◆ **Written request**:
Could you write out every record below exactly, leaving out any pictures?

◆ **Data**:
──────────
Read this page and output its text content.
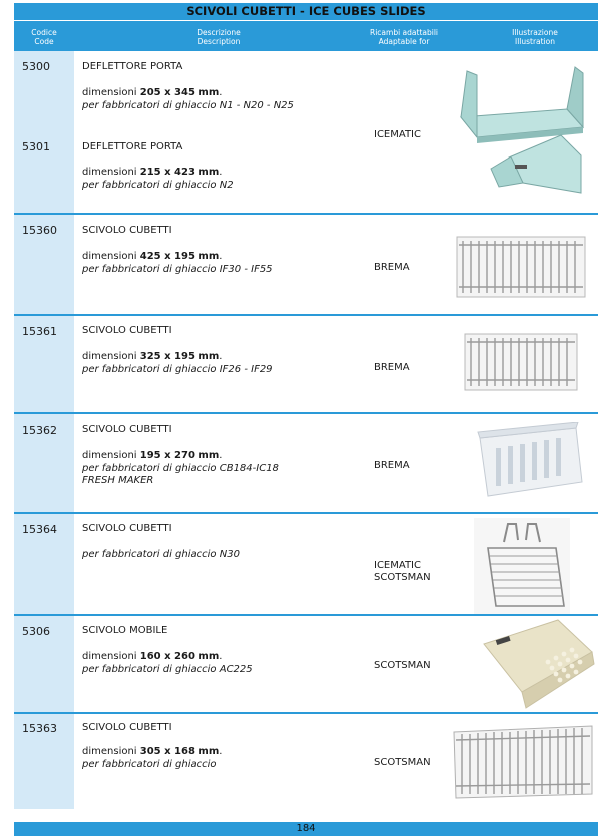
SCIVOLI CUBETTI - ICE CUBES SLIDES
Codice
Code
Descrizione
Description
Ricambi adattabili
Adaptable for
Illustrazione
Illustration
5300	DEFLETTORE PORTA
dimensioni 205 x 345 mm.
per fabbricatori di ghiaccio N1 - N20 - N25
5301	DEFLETTORE PORTA
dimensioni 215 x 423 mm.
per fabbricatori di ghiaccio N2
ICEMATIC
15360	SCIVOLO CUBETTI
dimensioni 425 x 195 mm.
per fabbricatori di ghiaccio IF30 - IF55	BREMA
15361	SCIVOLO CUBETTI
dimensioni 325 x 195 mm.
per fabbricatori di ghiaccio IF26 - IF29	BREMA
15362	SCIVOLO CUBETTI
dimensioni 195 x 270 mm.
per fabbricatori di ghiaccio CB184-IC18
FRESH MAKER
BREMA
15364	SCIVOLO CUBETTI
per fabbricatori di ghiaccio N30
ICEMATIC
SCOTSMAN
5306	SCIVOLO MOBILE
dimensioni 160 x 260 mm.
per fabbricatori di ghiaccio AC225	SCOTSMAN
15363	SCIVOLO CUBETTI
dimensioni 305 x 168 mm.
per fabbricatori di ghiaccio	SCOTSMAN
184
──────────
◆ **Task output**:
Read this page and output its text content.
SCIVOLI CUBETTI - ICE CUBES SLIDES
Codice
Code
Descrizione
Description
Ricambi adattabili
Adaptable for
Illustrazione
Illustration
5300	DEFLETTORE PORTA
dimensioni 205 x 345 mm.
per fabbricatori di ghiaccio N1 - N20 - N25
5301	DEFLETTORE PORTA
dimensioni 215 x 423 mm.
per fabbricatori di ghiaccio N2
ICEMATIC
15360	SCIVOLO CUBETTI
dimensioni 425 x 195 mm.
per fabbricatori di ghiaccio IF30 - IF55	BREMA
15361	SCIVOLO CUBETTI
dimensioni 325 x 195 mm.
per fabbricatori di ghiaccio IF26 - IF29	BREMA
15362	SCIVOLO CUBETTI
dimensioni 195 x 270 mm.
per fabbricatori di ghiaccio CB184-IC18
FRESH MAKER
BREMA
15364	SCIVOLO CUBETTI
per fabbricatori di ghiaccio N30
ICEMATIC
SCOTSMAN
5306	SCIVOLO MOBILE
dimensioni 160 x 260 mm.
per fabbricatori di ghiaccio AC225	SCOTSMAN
15363	SCIVOLO CUBETTI
dimensioni 305 x 168 mm.
per fabbricatori di ghiaccio	SCOTSMAN
184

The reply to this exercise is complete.